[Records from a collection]
--- --- ---

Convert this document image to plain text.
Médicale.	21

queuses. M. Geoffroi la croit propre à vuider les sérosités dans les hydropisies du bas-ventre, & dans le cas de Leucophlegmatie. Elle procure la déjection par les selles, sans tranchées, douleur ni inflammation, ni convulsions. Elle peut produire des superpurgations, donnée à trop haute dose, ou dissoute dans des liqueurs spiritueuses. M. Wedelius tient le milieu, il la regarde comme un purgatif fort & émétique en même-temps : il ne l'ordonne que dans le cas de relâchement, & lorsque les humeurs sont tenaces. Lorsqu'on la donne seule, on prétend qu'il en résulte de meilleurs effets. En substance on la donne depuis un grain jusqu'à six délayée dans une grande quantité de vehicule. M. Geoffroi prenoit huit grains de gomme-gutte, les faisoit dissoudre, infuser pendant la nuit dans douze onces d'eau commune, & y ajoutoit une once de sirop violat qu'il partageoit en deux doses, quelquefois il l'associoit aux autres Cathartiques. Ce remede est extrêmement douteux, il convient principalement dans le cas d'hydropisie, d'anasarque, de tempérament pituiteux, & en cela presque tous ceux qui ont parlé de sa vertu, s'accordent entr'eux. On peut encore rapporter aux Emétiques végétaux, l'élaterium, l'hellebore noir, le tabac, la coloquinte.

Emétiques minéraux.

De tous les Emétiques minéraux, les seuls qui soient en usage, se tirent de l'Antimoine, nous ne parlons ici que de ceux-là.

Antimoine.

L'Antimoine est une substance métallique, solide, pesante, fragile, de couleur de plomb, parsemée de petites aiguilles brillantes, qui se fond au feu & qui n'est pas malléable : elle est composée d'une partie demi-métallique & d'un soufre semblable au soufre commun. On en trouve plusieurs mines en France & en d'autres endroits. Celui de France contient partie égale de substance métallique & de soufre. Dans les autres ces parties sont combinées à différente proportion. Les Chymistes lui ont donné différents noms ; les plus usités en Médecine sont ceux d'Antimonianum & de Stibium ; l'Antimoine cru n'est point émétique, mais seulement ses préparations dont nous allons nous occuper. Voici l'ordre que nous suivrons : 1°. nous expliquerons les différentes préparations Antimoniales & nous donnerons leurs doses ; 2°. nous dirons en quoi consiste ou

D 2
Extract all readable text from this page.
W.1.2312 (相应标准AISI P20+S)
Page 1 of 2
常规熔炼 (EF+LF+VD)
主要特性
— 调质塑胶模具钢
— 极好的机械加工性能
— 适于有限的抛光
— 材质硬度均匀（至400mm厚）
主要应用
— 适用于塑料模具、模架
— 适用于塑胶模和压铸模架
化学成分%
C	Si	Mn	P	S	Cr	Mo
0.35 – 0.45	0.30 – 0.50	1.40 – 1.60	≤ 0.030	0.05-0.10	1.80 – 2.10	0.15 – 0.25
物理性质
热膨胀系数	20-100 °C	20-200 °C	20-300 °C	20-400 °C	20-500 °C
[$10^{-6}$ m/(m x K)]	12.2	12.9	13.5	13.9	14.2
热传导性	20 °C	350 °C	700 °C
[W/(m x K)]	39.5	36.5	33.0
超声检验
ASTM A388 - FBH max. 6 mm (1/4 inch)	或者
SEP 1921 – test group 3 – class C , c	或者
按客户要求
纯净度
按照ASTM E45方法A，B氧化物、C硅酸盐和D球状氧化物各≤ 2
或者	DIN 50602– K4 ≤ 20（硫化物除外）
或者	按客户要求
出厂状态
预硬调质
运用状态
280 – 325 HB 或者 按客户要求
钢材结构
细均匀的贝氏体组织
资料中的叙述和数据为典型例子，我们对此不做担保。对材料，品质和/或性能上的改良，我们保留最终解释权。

--- --- ---

Above are the records; retype them all without a single difference.

Convert this document image to plain text.
Médicale.	21

queuses. M. Geoffroi la croit propre à vuider les sérosités dans les hydropisies du bas-ventre, & dans le cas de Leucophlegmatie. Elle procure la déjection par les selles, sans tranchées, douleur ni inflammation, ni convulsions. Elle peut produire des superpurgations, donnée à trop haute dose, ou dissoute dans des liqueurs spiritueuses. M. Wedelius tient le milieu, il la regarde comme un purgatif fort & émétique en même-temps : il ne l'ordonne que dans le cas de relâchement, & lorsque les humeurs sont tenaces. Lorsqu'on la donne seule, on prétend qu'il en résulte de meilleurs effets. En substance on la donne depuis un grain jusqu'à six délayée dans une grande quantité de vehicule. M. Geoffroi prenoit huit grains de gomme-gutte, les faisoit dissoudre, infuser pendant la nuit dans douze onces d'eau commune, & y ajoutoit une once de sirop violat qu'il partageoit en deux doses, quelquefois il l'associoit aux autres Cathartiques. Ce remede est extrêmement douteux, il convient principalement dans le cas d'hydropisie, d'anasarque, de tempérament pituiteux, & en cela presque tous ceux qui ont parlé de sa vertu, s'accordent entr'eux. On peut encore rapporter aux Emétiques végétaux, l'élaterium, l'hellebore noir, le tabac, la coloquinte.

Emétiques minéraux.

De tous les Emétiques minéraux, les seuls qui soient en usage, se tirent de l'Antimoine, nous ne parlons ici que de ceux-là.

Antimoine.

L'Antimoine est une substance métallique, solide, pesante, fragile, de couleur de plomb, parsemée de petites aiguilles brillantes, qui se fond au feu & qui n'est pas malléable : elle est composée d'une partie demi-métallique & d'un soufre semblable au soufre commun. On en trouve plusieurs mines en France & en d'autres endroits. Celui de France contient partie égale de substance métallique & de soufre. Dans les autres ces parties sont combinées à différente proportion. Les Chymistes lui ont donné différents noms ; les plus usités en Médecine sont ceux d'Antimonianum & de Stibium ; l'Antimoine cru n'est point émétique, mais seulement ses préparations dont nous allons nous occuper. Voici l'ordre que nous suivrons : 1°. nous expliquerons les différentes préparations Antimoniales & nous donnerons leurs doses ; 2°. nous dirons en quoi consiste ou

D 2
Extract all readable text from this page.
W.1.2312 (相应标准AISI P20+S)
Page 1 of 2
常规熔炼 (EF+LF+VD)
主要特性
— 调质塑胶模具钢
— 极好的机械加工性能
— 适于有限的抛光
— 材质硬度均匀（至400mm厚）
主要应用
— 适用于塑料模具、模架
— 适用于塑胶模和压铸模架
化学成分%
C	Si	Mn	P	S	Cr	Mo
0.35 – 0.45	0.30 – 0.50	1.40 – 1.60	≤ 0.030	0.05-0.10	1.80 – 2.10	0.15 – 0.25
物理性质
热膨胀系数	20-100 °C	20-200 °C	20-300 °C	20-400 °C	20-500 °C
[$10^{-6}$ m/(m x K)]	12.2	12.9	13.5	13.9	14.2
热传导性	20 °C	350 °C	700 °C
[W/(m x K)]	39.5	36.5	33.0
超声检验
ASTM A388 - FBH max. 6 mm (1/4 inch)	或者
SEP 1921 – test group 3 – class C , c	或者
按客户要求
纯净度
按照ASTM E45方法A，B氧化物、C硅酸盐和D球状氧化物各≤ 2
或者	DIN 50602– K4 ≤ 20（硫化物除外）
或者	按客户要求
出厂状态
预硬调质
运用状态
280 – 325 HB 或者 按客户要求
钢材结构
细均匀的贝氏体组织
资料中的叙述和数据为典型例子，我们对此不做担保。对材料，品质和/或性能上的改良，我们保留最终解释权。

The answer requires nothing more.